→ DESCRIPTION OF THE TASK: Swap "parisons" for "preforms" in the material, starting at the line that contains "Patent image size: (663, 649)." and ending at the line that contains "The transforming station 52 is at (480, 140).". Return only those lines, with everything else left unchanged.

------------------------------

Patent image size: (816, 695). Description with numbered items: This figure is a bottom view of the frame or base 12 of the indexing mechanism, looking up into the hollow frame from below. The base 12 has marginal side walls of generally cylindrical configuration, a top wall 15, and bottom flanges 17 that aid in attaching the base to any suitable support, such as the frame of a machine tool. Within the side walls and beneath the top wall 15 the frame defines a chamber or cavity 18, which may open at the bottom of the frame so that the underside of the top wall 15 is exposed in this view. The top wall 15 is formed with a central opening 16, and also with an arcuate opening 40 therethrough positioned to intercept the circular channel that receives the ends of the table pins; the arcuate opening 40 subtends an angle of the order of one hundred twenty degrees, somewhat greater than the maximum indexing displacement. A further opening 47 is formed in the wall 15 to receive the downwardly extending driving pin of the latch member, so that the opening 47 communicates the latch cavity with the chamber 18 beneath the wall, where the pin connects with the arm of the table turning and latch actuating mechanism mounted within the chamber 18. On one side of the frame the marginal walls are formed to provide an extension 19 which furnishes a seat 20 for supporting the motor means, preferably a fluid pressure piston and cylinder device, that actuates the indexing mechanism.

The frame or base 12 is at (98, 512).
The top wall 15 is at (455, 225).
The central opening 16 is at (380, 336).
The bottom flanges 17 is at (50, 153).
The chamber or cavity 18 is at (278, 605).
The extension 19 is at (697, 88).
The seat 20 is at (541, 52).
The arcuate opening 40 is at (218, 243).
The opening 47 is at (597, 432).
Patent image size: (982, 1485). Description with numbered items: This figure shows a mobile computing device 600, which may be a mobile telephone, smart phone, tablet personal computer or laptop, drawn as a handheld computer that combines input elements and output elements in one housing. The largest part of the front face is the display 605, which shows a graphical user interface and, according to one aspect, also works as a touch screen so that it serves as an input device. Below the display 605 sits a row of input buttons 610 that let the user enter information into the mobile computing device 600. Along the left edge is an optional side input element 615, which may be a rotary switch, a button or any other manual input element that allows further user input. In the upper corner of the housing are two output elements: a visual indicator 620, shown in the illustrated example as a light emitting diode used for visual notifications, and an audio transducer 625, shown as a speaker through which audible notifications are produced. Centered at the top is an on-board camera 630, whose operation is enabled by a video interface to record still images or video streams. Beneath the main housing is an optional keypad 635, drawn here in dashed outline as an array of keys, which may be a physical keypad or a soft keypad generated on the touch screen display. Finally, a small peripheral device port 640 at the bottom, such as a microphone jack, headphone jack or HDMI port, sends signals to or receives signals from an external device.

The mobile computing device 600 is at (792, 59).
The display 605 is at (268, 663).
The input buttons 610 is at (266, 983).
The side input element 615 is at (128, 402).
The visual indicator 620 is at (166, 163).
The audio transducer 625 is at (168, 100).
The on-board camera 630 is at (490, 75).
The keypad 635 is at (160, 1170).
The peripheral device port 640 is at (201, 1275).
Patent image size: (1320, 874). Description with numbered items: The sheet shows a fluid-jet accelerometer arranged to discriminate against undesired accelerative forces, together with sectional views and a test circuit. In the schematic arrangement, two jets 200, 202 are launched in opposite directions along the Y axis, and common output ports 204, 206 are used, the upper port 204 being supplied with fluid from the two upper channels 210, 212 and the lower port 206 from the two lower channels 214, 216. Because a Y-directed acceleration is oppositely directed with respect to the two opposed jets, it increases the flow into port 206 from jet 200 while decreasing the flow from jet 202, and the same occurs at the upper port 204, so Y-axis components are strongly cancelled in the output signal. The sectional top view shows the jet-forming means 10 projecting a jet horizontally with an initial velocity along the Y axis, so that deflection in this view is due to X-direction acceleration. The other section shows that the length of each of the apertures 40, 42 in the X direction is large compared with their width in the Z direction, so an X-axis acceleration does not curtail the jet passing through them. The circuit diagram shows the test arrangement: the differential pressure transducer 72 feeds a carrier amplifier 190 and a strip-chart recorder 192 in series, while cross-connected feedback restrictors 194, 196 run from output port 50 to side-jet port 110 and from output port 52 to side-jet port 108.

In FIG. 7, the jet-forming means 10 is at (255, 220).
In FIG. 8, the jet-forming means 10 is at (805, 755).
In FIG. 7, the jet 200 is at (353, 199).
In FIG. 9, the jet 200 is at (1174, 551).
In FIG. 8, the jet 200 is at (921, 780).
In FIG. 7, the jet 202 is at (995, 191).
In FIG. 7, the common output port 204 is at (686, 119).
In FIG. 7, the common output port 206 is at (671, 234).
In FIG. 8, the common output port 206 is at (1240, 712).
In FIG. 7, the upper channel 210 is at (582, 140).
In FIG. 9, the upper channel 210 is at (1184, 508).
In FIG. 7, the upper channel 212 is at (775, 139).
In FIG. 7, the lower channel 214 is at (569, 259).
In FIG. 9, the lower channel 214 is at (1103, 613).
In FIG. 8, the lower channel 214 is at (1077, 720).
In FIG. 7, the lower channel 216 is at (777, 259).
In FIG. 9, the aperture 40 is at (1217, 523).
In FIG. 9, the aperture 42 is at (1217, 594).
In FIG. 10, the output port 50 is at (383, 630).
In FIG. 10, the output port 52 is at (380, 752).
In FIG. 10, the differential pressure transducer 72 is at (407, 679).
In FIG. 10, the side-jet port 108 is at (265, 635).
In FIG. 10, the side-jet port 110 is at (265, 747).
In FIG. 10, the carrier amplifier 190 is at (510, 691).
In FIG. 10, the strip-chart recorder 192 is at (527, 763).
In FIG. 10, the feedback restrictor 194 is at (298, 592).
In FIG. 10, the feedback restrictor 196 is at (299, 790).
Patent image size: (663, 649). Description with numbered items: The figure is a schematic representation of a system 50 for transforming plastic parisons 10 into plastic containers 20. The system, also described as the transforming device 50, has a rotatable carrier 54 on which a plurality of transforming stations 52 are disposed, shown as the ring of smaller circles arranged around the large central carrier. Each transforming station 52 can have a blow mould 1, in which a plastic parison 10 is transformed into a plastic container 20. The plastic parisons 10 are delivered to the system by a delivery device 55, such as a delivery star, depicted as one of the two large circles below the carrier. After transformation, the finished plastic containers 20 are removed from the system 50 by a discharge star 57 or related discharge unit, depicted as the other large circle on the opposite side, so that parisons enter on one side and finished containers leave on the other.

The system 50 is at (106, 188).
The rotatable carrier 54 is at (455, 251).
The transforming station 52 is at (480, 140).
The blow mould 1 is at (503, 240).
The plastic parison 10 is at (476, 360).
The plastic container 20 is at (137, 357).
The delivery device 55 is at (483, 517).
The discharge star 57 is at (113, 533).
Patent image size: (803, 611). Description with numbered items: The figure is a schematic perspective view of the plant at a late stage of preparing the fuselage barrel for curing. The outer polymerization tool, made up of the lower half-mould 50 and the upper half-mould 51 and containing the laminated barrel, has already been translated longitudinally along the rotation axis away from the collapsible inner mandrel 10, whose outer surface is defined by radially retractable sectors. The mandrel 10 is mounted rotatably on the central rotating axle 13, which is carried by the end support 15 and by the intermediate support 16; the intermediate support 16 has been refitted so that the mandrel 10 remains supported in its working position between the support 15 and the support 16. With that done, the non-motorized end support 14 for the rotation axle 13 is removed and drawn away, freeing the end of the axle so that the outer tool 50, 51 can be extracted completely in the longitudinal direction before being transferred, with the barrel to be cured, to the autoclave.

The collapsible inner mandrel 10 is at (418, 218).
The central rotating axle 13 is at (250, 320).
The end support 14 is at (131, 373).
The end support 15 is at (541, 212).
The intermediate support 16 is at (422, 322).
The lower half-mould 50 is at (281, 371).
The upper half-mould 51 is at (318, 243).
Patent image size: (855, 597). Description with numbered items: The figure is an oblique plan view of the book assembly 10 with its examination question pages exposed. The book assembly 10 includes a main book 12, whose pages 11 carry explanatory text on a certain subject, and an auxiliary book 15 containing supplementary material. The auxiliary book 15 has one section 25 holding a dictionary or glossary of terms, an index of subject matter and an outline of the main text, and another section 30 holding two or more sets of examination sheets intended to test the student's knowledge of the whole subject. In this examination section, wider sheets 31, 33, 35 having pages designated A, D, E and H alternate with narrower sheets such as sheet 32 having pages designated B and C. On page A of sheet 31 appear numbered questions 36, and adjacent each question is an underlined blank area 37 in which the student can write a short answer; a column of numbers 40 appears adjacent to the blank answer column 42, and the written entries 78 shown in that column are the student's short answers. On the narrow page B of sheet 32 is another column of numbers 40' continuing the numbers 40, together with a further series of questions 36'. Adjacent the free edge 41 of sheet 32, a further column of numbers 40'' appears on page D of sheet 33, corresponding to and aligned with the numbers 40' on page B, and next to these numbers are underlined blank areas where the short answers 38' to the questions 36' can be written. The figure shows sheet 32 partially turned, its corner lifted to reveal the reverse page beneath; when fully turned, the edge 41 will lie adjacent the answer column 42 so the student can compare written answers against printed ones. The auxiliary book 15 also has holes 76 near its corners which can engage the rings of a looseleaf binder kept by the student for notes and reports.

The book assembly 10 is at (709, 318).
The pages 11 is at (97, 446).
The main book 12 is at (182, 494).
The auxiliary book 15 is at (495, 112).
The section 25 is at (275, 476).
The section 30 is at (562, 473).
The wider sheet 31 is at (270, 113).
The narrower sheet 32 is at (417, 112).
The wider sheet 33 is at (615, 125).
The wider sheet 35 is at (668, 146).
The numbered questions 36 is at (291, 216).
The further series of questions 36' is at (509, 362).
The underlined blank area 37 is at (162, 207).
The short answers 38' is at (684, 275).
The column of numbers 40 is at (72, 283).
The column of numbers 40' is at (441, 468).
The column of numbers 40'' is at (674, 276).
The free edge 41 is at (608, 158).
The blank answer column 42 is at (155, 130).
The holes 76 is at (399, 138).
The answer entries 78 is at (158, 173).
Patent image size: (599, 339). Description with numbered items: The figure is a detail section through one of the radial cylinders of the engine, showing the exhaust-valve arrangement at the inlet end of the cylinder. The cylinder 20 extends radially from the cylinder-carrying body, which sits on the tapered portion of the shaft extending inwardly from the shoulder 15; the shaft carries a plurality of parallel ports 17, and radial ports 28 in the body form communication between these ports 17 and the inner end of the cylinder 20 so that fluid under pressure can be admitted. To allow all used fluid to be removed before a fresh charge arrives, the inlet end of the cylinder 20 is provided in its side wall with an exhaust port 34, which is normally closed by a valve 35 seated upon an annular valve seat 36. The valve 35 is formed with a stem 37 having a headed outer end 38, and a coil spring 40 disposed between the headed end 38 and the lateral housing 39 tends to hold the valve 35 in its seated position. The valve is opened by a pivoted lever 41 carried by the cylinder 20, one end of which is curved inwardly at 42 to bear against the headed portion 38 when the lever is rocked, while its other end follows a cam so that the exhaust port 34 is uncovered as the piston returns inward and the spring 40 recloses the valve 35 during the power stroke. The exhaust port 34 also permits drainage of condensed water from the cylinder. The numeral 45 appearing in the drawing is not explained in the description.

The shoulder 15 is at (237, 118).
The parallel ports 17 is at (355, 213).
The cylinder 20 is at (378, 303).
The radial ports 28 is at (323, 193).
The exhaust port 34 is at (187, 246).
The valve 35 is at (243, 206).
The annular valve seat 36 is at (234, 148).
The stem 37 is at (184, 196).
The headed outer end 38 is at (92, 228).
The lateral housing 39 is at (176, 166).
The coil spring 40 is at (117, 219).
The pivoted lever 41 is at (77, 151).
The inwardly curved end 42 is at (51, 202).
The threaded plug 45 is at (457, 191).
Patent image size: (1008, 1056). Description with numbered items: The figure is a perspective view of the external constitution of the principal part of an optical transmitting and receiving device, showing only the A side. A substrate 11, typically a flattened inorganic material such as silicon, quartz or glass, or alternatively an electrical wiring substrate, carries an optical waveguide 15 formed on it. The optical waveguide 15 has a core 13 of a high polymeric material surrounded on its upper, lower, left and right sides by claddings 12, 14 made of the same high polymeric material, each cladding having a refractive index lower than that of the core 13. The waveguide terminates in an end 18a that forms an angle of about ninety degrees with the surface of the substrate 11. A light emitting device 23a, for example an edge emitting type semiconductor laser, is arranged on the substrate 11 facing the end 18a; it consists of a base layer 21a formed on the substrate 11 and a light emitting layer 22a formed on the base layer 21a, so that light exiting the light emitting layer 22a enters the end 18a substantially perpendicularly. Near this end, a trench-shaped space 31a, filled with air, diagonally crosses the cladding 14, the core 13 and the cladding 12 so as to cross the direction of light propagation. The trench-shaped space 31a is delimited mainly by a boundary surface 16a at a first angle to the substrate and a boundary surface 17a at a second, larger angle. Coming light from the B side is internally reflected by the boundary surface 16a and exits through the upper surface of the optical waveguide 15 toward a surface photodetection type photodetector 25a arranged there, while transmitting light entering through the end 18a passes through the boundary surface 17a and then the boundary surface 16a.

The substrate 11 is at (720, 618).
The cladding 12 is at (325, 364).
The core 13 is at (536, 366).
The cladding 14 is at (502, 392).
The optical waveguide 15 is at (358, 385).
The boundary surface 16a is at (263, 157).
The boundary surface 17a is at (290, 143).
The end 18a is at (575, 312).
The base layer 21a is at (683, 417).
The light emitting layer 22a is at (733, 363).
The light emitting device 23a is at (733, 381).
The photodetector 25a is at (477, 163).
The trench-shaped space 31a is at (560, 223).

------------------------------

→ RESPONSE TO THIS TASK:
Patent image size: (663, 649). Description with numbered items: The figure is a schematic representation of a system 50 for transforming plastic preforms 10 into plastic containers 20. The system, also described as the transforming device 50, has a rotatable carrier 54 on which a plurality of transforming stations 52 are disposed, shown as the ring of smaller circles arranged around the large central carrier. Each transforming station 52 can have a blow mould 1, in which a plastic parison 10 is transformed into a plastic container 20. The plastic preforms 10 are delivered to the system by a delivery device 55, such as a delivery star, depicted as one of the two large circles below the carrier. After transformation, the finished plastic containers 20 are removed from the system 50 by a discharge star 57 or related discharge unit, depicted as the other large circle on the opposite side, so that preforms enter on one side and finished containers leave on the other.

The system 50 is at (106, 188).
The rotatable carrier 54 is at (455, 251).
The transforming station 52 is at (480, 140).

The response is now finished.